## Exercise instructions
Leave out any pictures and transcribe all other data below exactly.

Dataset items:
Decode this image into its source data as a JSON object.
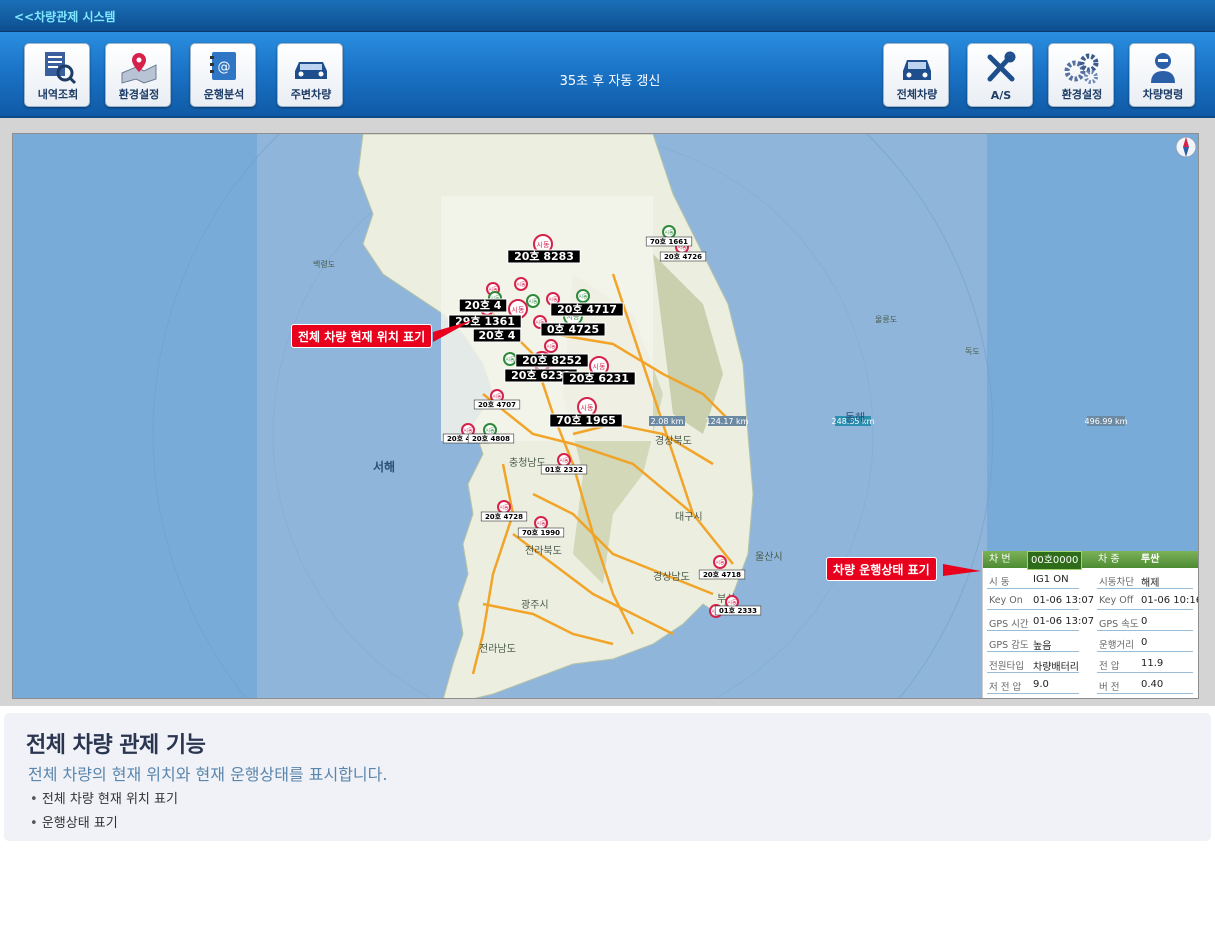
{
  "app": {
    "title": "<<차량관제 시스템"
  },
  "toolbar": {
    "left_buttons": [
      {
        "label": "내역조회",
        "icon": "history-search-icon"
      },
      {
        "label": "환경설정",
        "icon": "map-location-icon"
      },
      {
        "label": "운행분석",
        "icon": "address-book-icon"
      },
      {
        "label": "주변차량",
        "icon": "car-icon"
      }
    ],
    "refresh_text": "35초 후 자동 갱신",
    "right_buttons": [
      {
        "label": "전체차량",
        "icon": "car-front-icon"
      },
      {
        "label": "A/S",
        "icon": "tools-icon"
      },
      {
        "label": "환경설정",
        "icon": "gears-icon"
      },
      {
        "label": "차량명령",
        "icon": "person-command-icon"
      }
    ]
  },
  "map": {
    "sea_labels": {
      "west": "서해",
      "east": "동해"
    },
    "place_labels": [
      "경상북도",
      "충청남도",
      "대구시",
      "전라북도",
      "경상남도",
      "광주시",
      "전라남도",
      "울산시",
      "부산",
      "백령도",
      "울릉도",
      "독도"
    ],
    "scale_labels": [
      "2.08 km",
      "124.17 km",
      "248.35 km",
      "496.99 km"
    ],
    "marker_text": "시동",
    "vehicle_labels": [
      "20호 8283",
      "70호 1661",
      "20호 4726",
      "20호 4",
      "20호 4717",
      "29호 1361",
      "20호 4",
      "0호 4725",
      "20호 8252",
      "20호 6233",
      "20호 6231",
      "20호 4707",
      "70호 1965",
      "20호 4741",
      "20호 4808",
      "01호 2322",
      "20호 4728",
      "70호 1990",
      "20호 4718",
      "01호 2333"
    ]
  },
  "callouts": {
    "all_vehicles": "전체 차량 현재 위치 표기",
    "driving_status": "차량 운행상태 표기"
  },
  "vehicle_panel": {
    "header": {
      "plate_label": "차 번",
      "plate": "00호0000",
      "type_label": "차 종",
      "type": "투싼"
    },
    "rows": [
      {
        "k1": "시 동",
        "v1": "IG1 ON",
        "k2": "시동차단",
        "v2": "해제"
      },
      {
        "k1": "Key On",
        "v1": "01-06 13:07",
        "k2": "Key Off",
        "v2": "01-06 10:16"
      },
      {
        "k1": "GPS 시간",
        "v1": "01-06 13:07",
        "k2": "GPS 속도",
        "v2": "0"
      },
      {
        "k1": "GPS 감도",
        "v1": "높음",
        "k2": "운행거리",
        "v2": "0"
      },
      {
        "k1": "전원타입",
        "v1": "차량배터리",
        "k2": "전 압",
        "v2": "11.9"
      },
      {
        "k1": "저 전 압",
        "v1": "9.0",
        "k2": "버 전",
        "v2": "0.40"
      }
    ]
  },
  "info": {
    "title": "전체 차량 관제 기능",
    "subtitle": "전체 차량의 현재 위치와 현재 운행상태를 표시합니다.",
    "bullets": [
      "전체 차량 현재 위치 표기",
      "운행상태 표기"
    ]
  },
  "colors": {
    "callout": "#e8001c",
    "marker_red": "#d6224a",
    "marker_green": "#2e8a3a",
    "road": "#f2a11f",
    "land": "#eef0e2",
    "sea": "#74a6d4"
  }
}
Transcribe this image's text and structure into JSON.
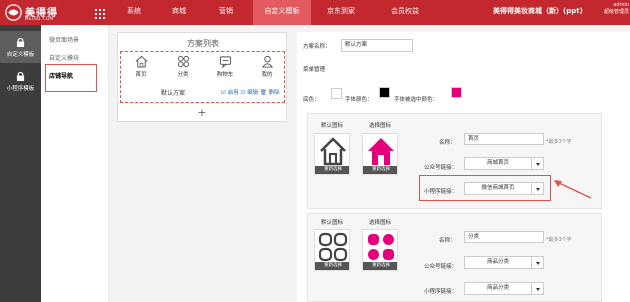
{
  "brand": {
    "name": "美得得",
    "sub": "MEIDD.COM"
  },
  "topnav": [
    "系统",
    "商城",
    "营销",
    "自定义模板",
    "京东到家",
    "会员权益"
  ],
  "store_title": "美得得美妆商城（新）(ppt)",
  "user": {
    "line1": "admin",
    "line2": "超级管理员"
  },
  "sidebar": [
    "自定义模板",
    "小程序模板"
  ],
  "subnav": [
    "微页面场景",
    "自定义模块",
    "店铺导航"
  ],
  "plan": {
    "title": "方案列表",
    "icons": [
      {
        "label": "首页",
        "icon": "home-icon"
      },
      {
        "label": "分类",
        "icon": "category-icon"
      },
      {
        "label": "购物车",
        "icon": "cart-icon"
      },
      {
        "label": "我的",
        "icon": "user-icon"
      }
    ],
    "name": "默认方案",
    "actions": "☑ 启用 ☑ 编辑 🗑 删除",
    "add": "+"
  },
  "form": {
    "plan_name_label": "方案名称：",
    "plan_name_value": "默认方案",
    "section": "菜单管理",
    "bg_label": "底色：",
    "font_label": "字体颜色：",
    "font_sel_label": "字体被选中颜色：",
    "colors": {
      "bg": "#ffffff",
      "font": "#000000",
      "font_selected": "#e6007e"
    }
  },
  "items": [
    {
      "default_cap": "默认图标",
      "selected_cap": "选择图标",
      "reselect": "重新选择",
      "name_label": "名称：",
      "name_value": "首页",
      "hint": "*最多3个字",
      "gzh_label": "公众号链接：",
      "gzh_value": "商城首页",
      "mp_label": "小程序链接：",
      "mp_value": "微信商城首页"
    },
    {
      "default_cap": "默认图标",
      "selected_cap": "选择图标",
      "reselect": "重新选择",
      "name_label": "名称：",
      "name_value": "分类",
      "hint": "*最多3个字",
      "gzh_label": "公众号链接：",
      "gzh_value": "商品分类",
      "mp_label": "小程序链接：",
      "mp_value": "商品分类"
    }
  ],
  "accent": "#c4282f"
}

## Result for this task
Decode this image into its source data as a JSON object.
{
  "app": {
    "title": "<<차량관제 시스템"
  },
  "toolbar": {
    "left_buttons": [
      {
        "label": "내역조회",
        "icon": "history-search-icon"
      },
      {
        "label": "환경설정",
        "icon": "map-location-icon"
      },
      {
        "label": "운행분석",
        "icon": "address-book-icon"
      },
      {
        "label": "주변차량",
        "icon": "car-icon"
      }
    ],
    "refresh_text": "35초 후 자동 갱신",
    "right_buttons": [
      {
        "label": "전체차량",
        "icon": "car-front-icon"
      },
      {
        "label": "A/S",
        "icon": "tools-icon"
      },
      {
        "label": "환경설정",
        "icon": "gears-icon"
      },
      {
        "label": "차량명령",
        "icon": "person-command-icon"
      }
    ]
  },
  "map": {
    "sea_labels": {
      "west": "서해",
      "east": "동해"
    },
    "place_labels": [
      "경상북도",
      "충청남도",
      "대구시",
      "전라북도",
      "경상남도",
      "광주시",
      "전라남도",
      "울산시",
      "부산",
      "백령도",
      "울릉도",
      "독도"
    ],
    "scale_labels": [
      "2.08 km",
      "124.17 km",
      "248.35 km",
      "496.99 km"
    ],
    "marker_text": "시동",
    "vehicle_labels": [
      "20호 8283",
      "70호 1661",
      "20호 4726",
      "20호 4",
      "20호 4717",
      "29호 1361",
      "20호 4",
      "0호 4725",
      "20호 8252",
      "20호 6233",
      "20호 6231",
      "20호 4707",
      "70호 1965",
      "20호 4741",
      "20호 4808",
      "01호 2322",
      "20호 4728",
      "70호 1990",
      "20호 4718",
      "01호 2333"
    ]
  },
  "callouts": {
    "all_vehicles": "전체 차량 현재 위치 표기",
    "driving_status": "차량 운행상태 표기"
  },
  "vehicle_panel": {
    "header": {
      "plate_label": "차 번",
      "plate": "00호0000",
      "type_label": "차 종",
      "type": "투싼"
    },
    "rows": [
      {
        "k1": "시 동",
        "v1": "IG1 ON",
        "k2": "시동차단",
        "v2": "해제"
      },
      {
        "k1": "Key On",
        "v1": "01-06 13:07",
        "k2": "Key Off",
        "v2": "01-06 10:16"
      },
      {
        "k1": "GPS 시간",
        "v1": "01-06 13:07",
        "k2": "GPS 속도",
        "v2": "0"
      },
      {
        "k1": "GPS 감도",
        "v1": "높음",
        "k2": "운행거리",
        "v2": "0"
      },
      {
        "k1": "전원타입",
        "v1": "차량배터리",
        "k2": "전 압",
        "v2": "11.9"
      },
      {
        "k1": "저 전 압",
        "v1": "9.0",
        "k2": "버 전",
        "v2": "0.40"
      }
    ]
  },
  "info": {
    "title": "전체 차량 관제 기능",
    "subtitle": "전체 차량의 현재 위치와 현재 운행상태를 표시합니다.",
    "bullets": [
      "전체 차량 현재 위치 표기",
      "운행상태 표기"
    ]
  },
  "colors": {
    "callout": "#e8001c",
    "marker_red": "#d6224a",
    "marker_green": "#2e8a3a",
    "road": "#f2a11f",
    "land": "#eef0e2",
    "sea": "#74a6d4"
  }
}
Transcribe this image's text and structure into JSON.
{
  "brand": {
    "name": "美得得",
    "sub": "MEIDD.COM"
  },
  "topnav": [
    "系统",
    "商城",
    "营销",
    "自定义模板",
    "京东到家",
    "会员权益"
  ],
  "store_title": "美得得美妆商城（新）(ppt)",
  "user": {
    "line1": "admin",
    "line2": "超级管理员"
  },
  "sidebar": [
    "自定义模板",
    "小程序模板"
  ],
  "subnav": [
    "微页面场景",
    "自定义模块",
    "店铺导航"
  ],
  "plan": {
    "title": "方案列表",
    "icons": [
      {
        "label": "首页",
        "icon": "home-icon"
      },
      {
        "label": "分类",
        "icon": "category-icon"
      },
      {
        "label": "购物车",
        "icon": "cart-icon"
      },
      {
        "label": "我的",
        "icon": "user-icon"
      }
    ],
    "name": "默认方案",
    "actions": "☑ 启用 ☑ 编辑 🗑 删除",
    "add": "+"
  },
  "form": {
    "plan_name_label": "方案名称：",
    "plan_name_value": "默认方案",
    "section": "菜单管理",
    "bg_label": "底色：",
    "font_label": "字体颜色：",
    "font_sel_label": "字体被选中颜色：",
    "colors": {
      "bg": "#ffffff",
      "font": "#000000",
      "font_selected": "#e6007e"
    }
  },
  "items": [
    {
      "default_cap": "默认图标",
      "selected_cap": "选择图标",
      "reselect": "重新选择",
      "name_label": "名称：",
      "name_value": "首页",
      "hint": "*最多3个字",
      "gzh_label": "公众号链接：",
      "gzh_value": "商城首页",
      "mp_label": "小程序链接：",
      "mp_value": "微信商城首页"
    },
    {
      "default_cap": "默认图标",
      "selected_cap": "选择图标",
      "reselect": "重新选择",
      "name_label": "名称：",
      "name_value": "分类",
      "hint": "*最多3个字",
      "gzh_label": "公众号链接：",
      "gzh_value": "商品分类",
      "mp_label": "小程序链接：",
      "mp_value": "商品分类"
    }
  ],
  "accent": "#c4282f"
}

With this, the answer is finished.